→ TASK OBJECTIVE:
Extract the full set of records, then give each one again exactly.

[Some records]

+++

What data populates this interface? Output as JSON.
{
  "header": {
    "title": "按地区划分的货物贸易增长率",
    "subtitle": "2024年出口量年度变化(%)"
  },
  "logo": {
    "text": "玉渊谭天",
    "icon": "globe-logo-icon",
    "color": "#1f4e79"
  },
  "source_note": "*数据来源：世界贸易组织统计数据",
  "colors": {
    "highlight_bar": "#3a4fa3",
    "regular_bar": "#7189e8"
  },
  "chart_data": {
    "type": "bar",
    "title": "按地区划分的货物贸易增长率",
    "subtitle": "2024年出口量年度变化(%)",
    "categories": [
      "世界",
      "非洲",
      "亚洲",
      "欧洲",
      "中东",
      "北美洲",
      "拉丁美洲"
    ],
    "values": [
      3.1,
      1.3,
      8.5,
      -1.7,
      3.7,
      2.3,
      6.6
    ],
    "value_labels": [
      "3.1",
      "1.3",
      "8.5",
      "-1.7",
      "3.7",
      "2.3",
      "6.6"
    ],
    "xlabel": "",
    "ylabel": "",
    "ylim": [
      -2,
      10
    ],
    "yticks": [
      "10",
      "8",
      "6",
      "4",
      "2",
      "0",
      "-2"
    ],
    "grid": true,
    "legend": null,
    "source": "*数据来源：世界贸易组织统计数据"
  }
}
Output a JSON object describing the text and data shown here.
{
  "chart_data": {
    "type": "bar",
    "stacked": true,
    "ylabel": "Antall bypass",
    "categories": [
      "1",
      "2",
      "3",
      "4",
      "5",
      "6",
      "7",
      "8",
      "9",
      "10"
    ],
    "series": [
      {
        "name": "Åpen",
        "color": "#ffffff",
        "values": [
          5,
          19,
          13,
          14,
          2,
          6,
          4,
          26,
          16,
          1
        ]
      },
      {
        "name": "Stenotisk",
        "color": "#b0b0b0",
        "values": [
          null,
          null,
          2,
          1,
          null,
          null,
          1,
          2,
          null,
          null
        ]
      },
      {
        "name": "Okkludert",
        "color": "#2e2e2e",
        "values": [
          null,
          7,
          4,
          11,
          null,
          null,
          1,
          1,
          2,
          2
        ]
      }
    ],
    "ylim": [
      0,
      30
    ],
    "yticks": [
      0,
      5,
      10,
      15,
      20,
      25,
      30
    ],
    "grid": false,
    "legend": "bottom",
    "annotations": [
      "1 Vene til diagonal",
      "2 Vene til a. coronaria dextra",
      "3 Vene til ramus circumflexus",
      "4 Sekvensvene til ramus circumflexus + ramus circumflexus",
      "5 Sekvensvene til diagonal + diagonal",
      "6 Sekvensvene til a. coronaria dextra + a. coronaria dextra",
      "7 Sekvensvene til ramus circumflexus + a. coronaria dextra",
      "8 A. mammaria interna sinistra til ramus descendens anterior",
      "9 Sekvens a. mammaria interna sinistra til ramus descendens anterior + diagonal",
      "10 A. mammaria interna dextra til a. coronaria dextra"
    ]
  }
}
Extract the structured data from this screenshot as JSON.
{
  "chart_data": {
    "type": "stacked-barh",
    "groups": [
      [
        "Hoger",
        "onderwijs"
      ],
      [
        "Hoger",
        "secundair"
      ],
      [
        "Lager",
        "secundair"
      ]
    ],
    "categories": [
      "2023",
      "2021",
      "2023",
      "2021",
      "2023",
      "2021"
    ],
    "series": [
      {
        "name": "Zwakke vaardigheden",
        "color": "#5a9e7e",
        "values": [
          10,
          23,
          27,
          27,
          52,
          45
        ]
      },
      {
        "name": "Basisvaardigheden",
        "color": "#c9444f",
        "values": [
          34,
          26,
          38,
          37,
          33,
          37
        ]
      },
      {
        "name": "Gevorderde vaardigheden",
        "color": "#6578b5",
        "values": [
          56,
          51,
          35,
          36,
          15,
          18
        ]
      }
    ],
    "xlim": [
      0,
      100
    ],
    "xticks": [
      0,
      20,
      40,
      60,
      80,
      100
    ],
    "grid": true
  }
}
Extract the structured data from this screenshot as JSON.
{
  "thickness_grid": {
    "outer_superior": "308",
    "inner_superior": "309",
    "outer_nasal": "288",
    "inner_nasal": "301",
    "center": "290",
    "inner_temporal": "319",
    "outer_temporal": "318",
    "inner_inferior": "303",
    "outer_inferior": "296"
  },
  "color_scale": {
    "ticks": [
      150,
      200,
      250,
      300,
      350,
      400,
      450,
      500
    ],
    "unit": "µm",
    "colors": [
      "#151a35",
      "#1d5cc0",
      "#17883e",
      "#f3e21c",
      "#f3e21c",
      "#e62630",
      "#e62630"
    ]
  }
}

+++

→ TASK RESPONSE:
What data populates this interface? Output as JSON.
{
  "header": {
    "title": "按地区划分的货物贸易增长率",
    "subtitle": "2024年出口量年度变化(%)"
  },
  "logo": {
    "text": "玉渊谭天",
    "icon": "globe-logo-icon",
    "color": "#1f4e79"
  },
  "source_note": "*数据来源：世界贸易组织统计数据",
  "colors": {
    "highlight_bar": "#3a4fa3",
    "regular_bar": "#7189e8"
  },
  "chart_data": {
    "type": "bar",
    "title": "按地区划分的货物贸易增长率",
    "subtitle": "2024年出口量年度变化(%)",
    "categories": [
      "世界",
      "非洲",
      "亚洲",
      "欧洲",
      "中东",
      "北美洲",
      "拉丁美洲"
    ],
    "values": [
      3.1,
      1.3,
      8.5,
      -1.7,
      3.7,
      2.3,
      6.6
    ],
    "value_labels": [
      "3.1",
      "1.3",
      "8.5",
      "-1.7",
      "3.7",
      "2.3",
      "6.6"
    ],
    "xlabel": "",
    "ylabel": "",
    "ylim": [
      -2,
      10
    ],
    "yticks": [
      "10",
      "8",
      "6",
      "4",
      "2",
      "0",
      "-2"
    ],
    "grid": true,
    "legend": null,
    "source": "*数据来源：世界贸易组织统计数据"
  }
}
Output a JSON object describing the text and data shown here.
{
  "chart_data": {
    "type": "bar",
    "stacked": true,
    "ylabel": "Antall bypass",
    "categories": [
      "1",
      "2",
      "3",
      "4",
      "5",
      "6",
      "7",
      "8",
      "9",
      "10"
    ],
    "series": [
      {
        "name": "Åpen",
        "color": "#ffffff",
        "values": [
          5,
          19,
          13,
          14,
          2,
          6,
          4,
          26,
          16,
          1
        ]
      },
      {
        "name": "Stenotisk",
        "color": "#b0b0b0",
        "values": [
          null,
          null,
          2,
          1,
          null,
          null,
          1,
          2,
          null,
          null
        ]
      },
      {
        "name": "Okkludert",
        "color": "#2e2e2e",
        "values": [
          null,
          7,
          4,
          11,
          null,
          null,
          1,
          1,
          2,
          2
        ]
      }
    ],
    "ylim": [
      0,
      30
    ],
    "yticks": [
      0,
      5,
      10,
      15,
      20,
      25,
      30
    ],
    "grid": false,
    "legend": "bottom",
    "annotations": [
      "1 Vene til diagonal",
      "2 Vene til a. coronaria dextra",
      "3 Vene til ramus circumflexus",
      "4 Sekvensvene til ramus circumflexus + ramus circumflexus",
      "5 Sekvensvene til diagonal + diagonal",
      "6 Sekvensvene til a. coronaria dextra + a. coronaria dextra",
      "7 Sekvensvene til ramus circumflexus + a. coronaria dextra",
      "8 A. mammaria interna sinistra til ramus descendens anterior",
      "9 Sekvens a. mammaria interna sinistra til ramus descendens anterior + diagonal",
      "10 A. mammaria interna dextra til a. coronaria dextra"
    ]
  }
}
Extract the structured data from this screenshot as JSON.
{
  "chart_data": {
    "type": "stacked-barh",
    "groups": [
      [
        "Hoger",
        "onderwijs"
      ],
      [
        "Hoger",
        "secundair"
      ],
      [
        "Lager",
        "secundair"
      ]
    ],
    "categories": [
      "2023",
      "2021",
      "2023",
      "2021",
      "2023",
      "2021"
    ],
    "series": [
      {
        "name": "Zwakke vaardigheden",
        "color": "#5a9e7e",
        "values": [
          10,
          23,
          27,
          27,
          52,
          45
        ]
      },
      {
        "name": "Basisvaardigheden",
        "color": "#c9444f",
        "values": [
          34,
          26,
          38,
          37,
          33,
          37
        ]
      },
      {
        "name": "Gevorderde vaardigheden",
        "color": "#6578b5",
        "values": [
          56,
          51,
          35,
          36,
          15,
          18
        ]
      }
    ],
    "xlim": [
      0,
      100
    ],
    "xticks": [
      0,
      20,
      40,
      60,
      80,
      100
    ],
    "grid": true
  }
}
Extract the structured data from this screenshot as JSON.
{
  "thickness_grid": {
    "outer_superior": "308",
    "inner_superior": "309",
    "outer_nasal": "288",
    "inner_nasal": "301",
    "center": "290",
    "inner_temporal": "319",
    "outer_temporal": "318",
    "inner_inferior": "303",
    "outer_inferior": "296"
  },
  "color_scale": {
    "ticks": [
      150,
      200,
      250,
      300,
      350,
      400,
      450,
      500
    ],
    "unit": "µm",
    "colors": [
      "#151a35",
      "#1d5cc0",
      "#17883e",
      "#f3e21c",
      "#f3e21c",
      "#e62630",
      "#e62630"
    ]
  }
}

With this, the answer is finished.